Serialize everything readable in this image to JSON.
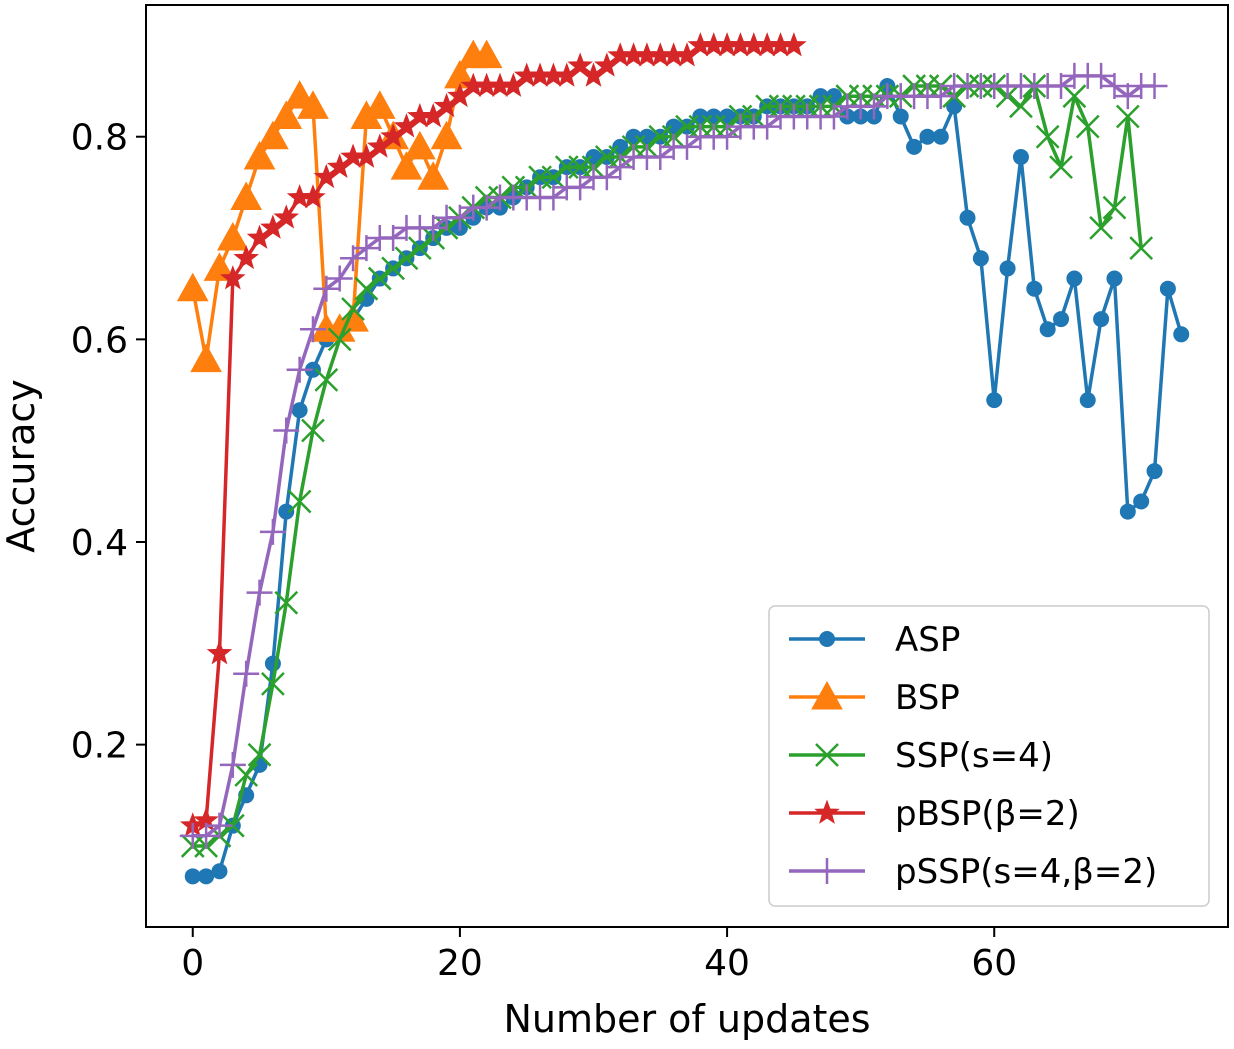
{
  "chart_data": {
    "type": "line",
    "xlabel": "Number of updates",
    "ylabel": "Accuracy",
    "xlim": [
      -3.5,
      77.5
    ],
    "ylim": [
      0.02,
      0.93
    ],
    "xticks": [
      0,
      20,
      40,
      60
    ],
    "xtick_labels": [
      "0",
      "20",
      "40",
      "60"
    ],
    "yticks": [
      0.2,
      0.4,
      0.6,
      0.8
    ],
    "ytick_labels": [
      "0.2",
      "0.4",
      "0.6",
      "0.8"
    ],
    "grid": false,
    "legend_position": "lower-right",
    "series": [
      {
        "name": "ASP",
        "color": "#1f77b4",
        "marker": "circle",
        "x": [
          0,
          1,
          2,
          3,
          4,
          5,
          6,
          7,
          8,
          9,
          10,
          11,
          12,
          13,
          14,
          15,
          16,
          17,
          18,
          19,
          20,
          21,
          22,
          23,
          24,
          25,
          26,
          27,
          28,
          29,
          30,
          31,
          32,
          33,
          34,
          35,
          36,
          37,
          38,
          39,
          40,
          41,
          42,
          43,
          44,
          45,
          46,
          47,
          48,
          49,
          50,
          51,
          52,
          53,
          54,
          55,
          56,
          57,
          58,
          59,
          60,
          61,
          62,
          63,
          64,
          65,
          66,
          67,
          68,
          69,
          70,
          71,
          72,
          73,
          74
        ],
        "y": [
          0.07,
          0.07,
          0.075,
          0.12,
          0.15,
          0.18,
          0.28,
          0.43,
          0.53,
          0.57,
          0.6,
          0.61,
          0.62,
          0.64,
          0.66,
          0.67,
          0.68,
          0.69,
          0.7,
          0.71,
          0.71,
          0.72,
          0.73,
          0.73,
          0.74,
          0.75,
          0.76,
          0.76,
          0.77,
          0.77,
          0.78,
          0.78,
          0.79,
          0.8,
          0.8,
          0.8,
          0.81,
          0.81,
          0.82,
          0.82,
          0.82,
          0.82,
          0.82,
          0.83,
          0.83,
          0.83,
          0.83,
          0.84,
          0.84,
          0.82,
          0.82,
          0.82,
          0.85,
          0.82,
          0.79,
          0.8,
          0.8,
          0.83,
          0.72,
          0.68,
          0.54,
          0.67,
          0.78,
          0.65,
          0.61,
          0.62,
          0.66,
          0.54,
          0.62,
          0.66,
          0.43,
          0.44,
          0.47,
          0.65,
          0.605
        ]
      },
      {
        "name": "BSP",
        "color": "#ff7f0e",
        "marker": "triangle",
        "x": [
          0,
          1,
          2,
          3,
          4,
          5,
          6,
          7,
          8,
          9,
          10,
          11,
          12,
          13,
          14,
          15,
          16,
          17,
          18,
          19,
          20,
          21,
          22
        ],
        "y": [
          0.65,
          0.58,
          0.67,
          0.7,
          0.74,
          0.78,
          0.8,
          0.82,
          0.84,
          0.83,
          0.61,
          0.61,
          0.62,
          0.82,
          0.83,
          0.8,
          0.77,
          0.79,
          0.76,
          0.8,
          0.86,
          0.88,
          0.88
        ]
      },
      {
        "name": "SSP(s=4)",
        "color": "#2ca02c",
        "marker": "x",
        "x": [
          0,
          1,
          2,
          3,
          4,
          5,
          6,
          7,
          8,
          9,
          10,
          11,
          12,
          13,
          14,
          15,
          16,
          17,
          18,
          19,
          20,
          21,
          22,
          23,
          24,
          25,
          26,
          27,
          28,
          29,
          30,
          31,
          32,
          33,
          34,
          35,
          36,
          37,
          38,
          39,
          40,
          41,
          42,
          43,
          44,
          45,
          46,
          47,
          48,
          49,
          50,
          51,
          52,
          53,
          54,
          55,
          56,
          57,
          58,
          59,
          60,
          61,
          62,
          63,
          64,
          65,
          66,
          67,
          68,
          69,
          70,
          71
        ],
        "y": [
          0.1,
          0.1,
          0.11,
          0.12,
          0.17,
          0.19,
          0.26,
          0.34,
          0.44,
          0.51,
          0.56,
          0.6,
          0.63,
          0.65,
          0.66,
          0.67,
          0.68,
          0.69,
          0.7,
          0.71,
          0.72,
          0.73,
          0.74,
          0.74,
          0.75,
          0.75,
          0.76,
          0.76,
          0.77,
          0.77,
          0.77,
          0.78,
          0.78,
          0.79,
          0.79,
          0.8,
          0.8,
          0.81,
          0.81,
          0.81,
          0.81,
          0.82,
          0.82,
          0.83,
          0.83,
          0.83,
          0.83,
          0.83,
          0.83,
          0.84,
          0.84,
          0.84,
          0.84,
          0.84,
          0.85,
          0.85,
          0.85,
          0.84,
          0.85,
          0.85,
          0.85,
          0.84,
          0.83,
          0.85,
          0.8,
          0.77,
          0.84,
          0.81,
          0.71,
          0.73,
          0.82,
          0.69
        ]
      },
      {
        "name": "pBSP(β=2)",
        "color": "#d62728",
        "marker": "star",
        "x": [
          0,
          1,
          2,
          3,
          4,
          5,
          6,
          7,
          8,
          9,
          10,
          11,
          12,
          13,
          14,
          15,
          16,
          17,
          18,
          19,
          20,
          21,
          22,
          23,
          24,
          25,
          26,
          27,
          28,
          29,
          30,
          31,
          32,
          33,
          34,
          35,
          36,
          37,
          38,
          39,
          40,
          41,
          42,
          43,
          44,
          45
        ],
        "y": [
          0.12,
          0.125,
          0.29,
          0.66,
          0.68,
          0.7,
          0.71,
          0.72,
          0.74,
          0.74,
          0.76,
          0.77,
          0.78,
          0.78,
          0.79,
          0.8,
          0.81,
          0.82,
          0.82,
          0.83,
          0.84,
          0.85,
          0.85,
          0.85,
          0.85,
          0.86,
          0.86,
          0.86,
          0.86,
          0.87,
          0.86,
          0.87,
          0.88,
          0.88,
          0.88,
          0.88,
          0.88,
          0.88,
          0.89,
          0.89,
          0.89,
          0.89,
          0.89,
          0.89,
          0.89,
          0.89
        ]
      },
      {
        "name": "pSSP(s=4,β=2)",
        "color": "#9467bd",
        "marker": "plus",
        "x": [
          0,
          1,
          2,
          3,
          4,
          5,
          6,
          7,
          8,
          9,
          10,
          11,
          12,
          13,
          14,
          15,
          16,
          17,
          18,
          19,
          20,
          21,
          22,
          23,
          24,
          25,
          26,
          27,
          28,
          29,
          30,
          31,
          32,
          33,
          34,
          35,
          36,
          37,
          38,
          39,
          40,
          41,
          42,
          43,
          44,
          45,
          46,
          47,
          48,
          49,
          50,
          51,
          52,
          53,
          54,
          55,
          56,
          57,
          58,
          59,
          60,
          61,
          62,
          63,
          64,
          65,
          66,
          67,
          68,
          69,
          70,
          71,
          72
        ],
        "y": [
          0.11,
          0.11,
          0.12,
          0.18,
          0.27,
          0.35,
          0.41,
          0.51,
          0.57,
          0.61,
          0.65,
          0.66,
          0.68,
          0.69,
          0.7,
          0.7,
          0.71,
          0.71,
          0.71,
          0.72,
          0.72,
          0.73,
          0.73,
          0.74,
          0.74,
          0.74,
          0.74,
          0.74,
          0.75,
          0.75,
          0.76,
          0.76,
          0.77,
          0.78,
          0.78,
          0.78,
          0.79,
          0.79,
          0.8,
          0.8,
          0.8,
          0.81,
          0.81,
          0.81,
          0.82,
          0.82,
          0.82,
          0.82,
          0.82,
          0.83,
          0.83,
          0.83,
          0.84,
          0.84,
          0.84,
          0.84,
          0.84,
          0.85,
          0.85,
          0.85,
          0.85,
          0.85,
          0.85,
          0.85,
          0.85,
          0.85,
          0.86,
          0.86,
          0.86,
          0.85,
          0.84,
          0.85,
          0.85
        ]
      }
    ]
  }
}
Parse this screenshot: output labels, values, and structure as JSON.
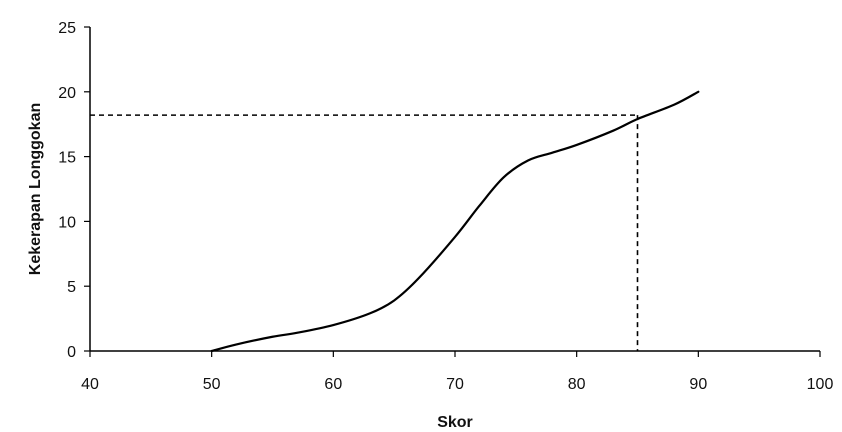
{
  "chart_data": {
    "type": "line",
    "title": "",
    "xlabel": "Skor",
    "ylabel": "Kekerapan Longgokan",
    "xlim": [
      40,
      100
    ],
    "ylim": [
      0,
      25
    ],
    "x_ticks": [
      40,
      50,
      60,
      70,
      80,
      90,
      100
    ],
    "y_ticks": [
      0,
      5,
      10,
      15,
      20,
      25
    ],
    "grid": false,
    "legend": "none",
    "series": [
      {
        "color": "#000000",
        "x": [
          50,
          52,
          55,
          57,
          60,
          63,
          65,
          67,
          70,
          72,
          74,
          76,
          78,
          80,
          83,
          85,
          88,
          90
        ],
        "y": [
          0,
          0.5,
          1.1,
          1.4,
          2,
          2.9,
          3.9,
          5.6,
          8.8,
          11.2,
          13.4,
          14.7,
          15.3,
          15.9,
          17,
          17.9,
          19,
          20
        ]
      }
    ],
    "reference_lines": [
      {
        "style": "dashed",
        "color": "#000000",
        "x": 85,
        "y": 18.2
      }
    ]
  }
}
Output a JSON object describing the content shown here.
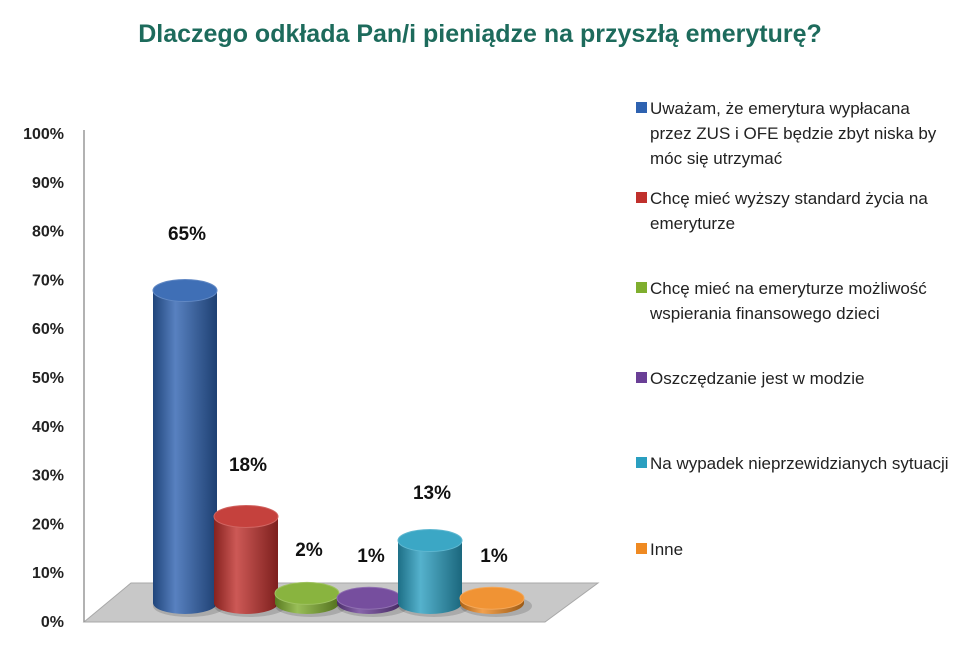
{
  "chart_data": {
    "type": "bar",
    "title": "Dlaczego odkłada Pan/i pieniądze na przyszłą emeryturę?",
    "xlabel": "",
    "ylabel": "",
    "ylim": [
      0,
      100
    ],
    "yticks": [
      "0%",
      "10%",
      "20%",
      "30%",
      "40%",
      "50%",
      "60%",
      "70%",
      "80%",
      "90%",
      "100%"
    ],
    "grid": false,
    "legend_position": "right",
    "style": "3d-cylinder",
    "series": [
      {
        "name": "Uważam, że emerytura wypłacana przez ZUS i OFE będzie zbyt niska by móc się utrzymać",
        "value": 65,
        "label": "65%",
        "color": "#2e62b0"
      },
      {
        "name": "Chcę mieć wyższy standard życia na emeryturze",
        "value": 18,
        "label": "18%",
        "color": "#c0302c"
      },
      {
        "name": "Chcę mieć na emeryturze możliwość wspierania finansowego dzieci",
        "value": 2,
        "label": "2%",
        "color": "#7fae2e"
      },
      {
        "name": "Oszczędzanie jest w modzie",
        "value": 1,
        "label": "1%",
        "color": "#6a3f96"
      },
      {
        "name": "Na wypadek nieprzewidzianych sytuacji",
        "value": 13,
        "label": "13%",
        "color": "#2a9fc0"
      },
      {
        "name": "Inne",
        "value": 1,
        "label": "1%",
        "color": "#ef8a22"
      }
    ]
  }
}
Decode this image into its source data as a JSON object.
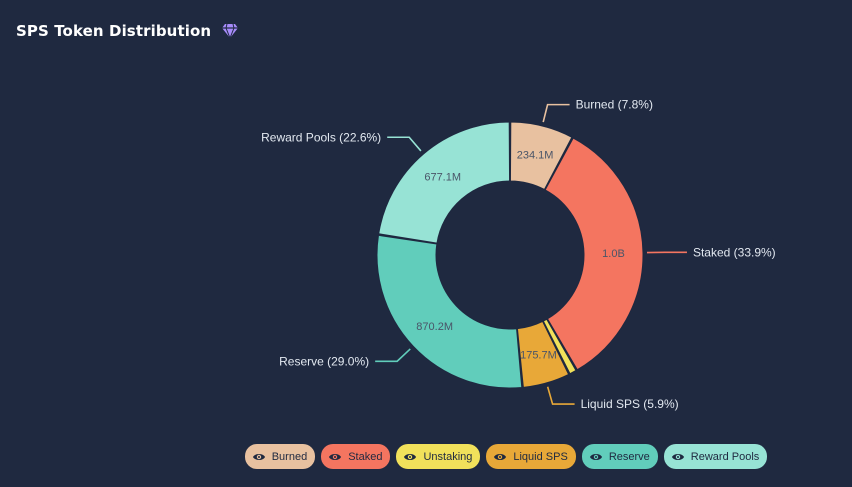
{
  "header": {
    "title": "SPS Token Distribution",
    "icon": "diamond-gem-icon",
    "icon_color": "#a78bfa"
  },
  "chart_data": {
    "type": "pie",
    "donut": true,
    "legend_position": "bottom",
    "slices": [
      {
        "name": "Burned",
        "value_label": "234.1M",
        "value": 234.1,
        "percent": 7.8,
        "label": "Burned (7.8%)",
        "color": "#e8c1a0"
      },
      {
        "name": "Staked",
        "value_label": "1.0B",
        "value": 1017,
        "percent": 33.9,
        "label": "Staked (33.9%)",
        "color": "#f47560"
      },
      {
        "name": "Unstaking",
        "value_label": "",
        "value": 30,
        "percent": 1.0,
        "label": "",
        "color": "#f1e15b"
      },
      {
        "name": "Liquid SPS",
        "value_label": "175.7M",
        "value": 175.7,
        "percent": 5.9,
        "label": "Liquid SPS (5.9%)",
        "color": "#e8a838"
      },
      {
        "name": "Reserve",
        "value_label": "870.2M",
        "value": 870.2,
        "percent": 29.0,
        "label": "Reserve (29.0%)",
        "color": "#61cdbb"
      },
      {
        "name": "Reward Pools",
        "value_label": "677.1M",
        "value": 677.1,
        "percent": 22.6,
        "label": "Reward Pools (22.6%)",
        "color": "#97e3d5"
      }
    ]
  },
  "legend": {
    "icon": "eye-icon",
    "items": [
      {
        "label": "Burned",
        "color": "#e8c1a0"
      },
      {
        "label": "Staked",
        "color": "#f47560"
      },
      {
        "label": "Unstaking",
        "color": "#f1e15b"
      },
      {
        "label": "Liquid SPS",
        "color": "#e8a838"
      },
      {
        "label": "Reserve",
        "color": "#61cdbb"
      },
      {
        "label": "Reward Pools",
        "color": "#97e3d5"
      }
    ]
  }
}
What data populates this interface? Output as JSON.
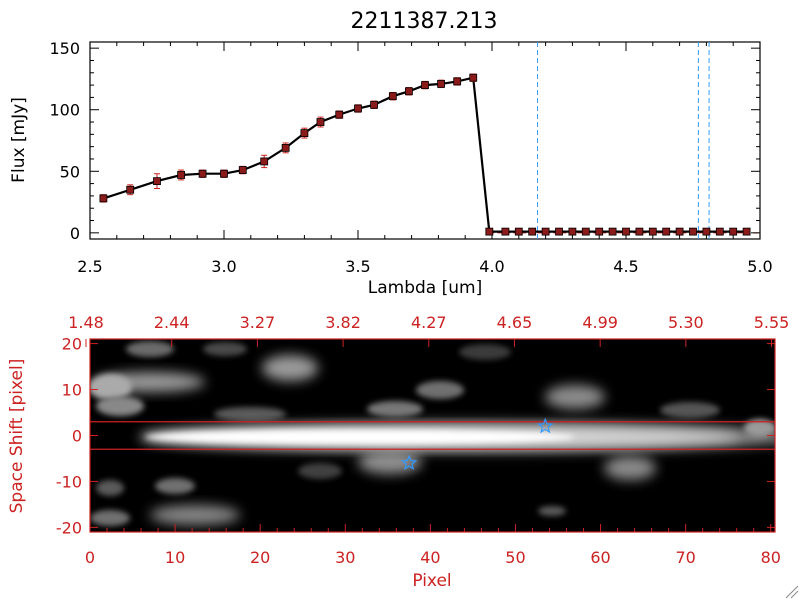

────────────────────────────────────────

All lines above containing the string "type" are to be collected.

    "type": "line",
    "type": "line",
    "type": "bar",
    "type": "pie",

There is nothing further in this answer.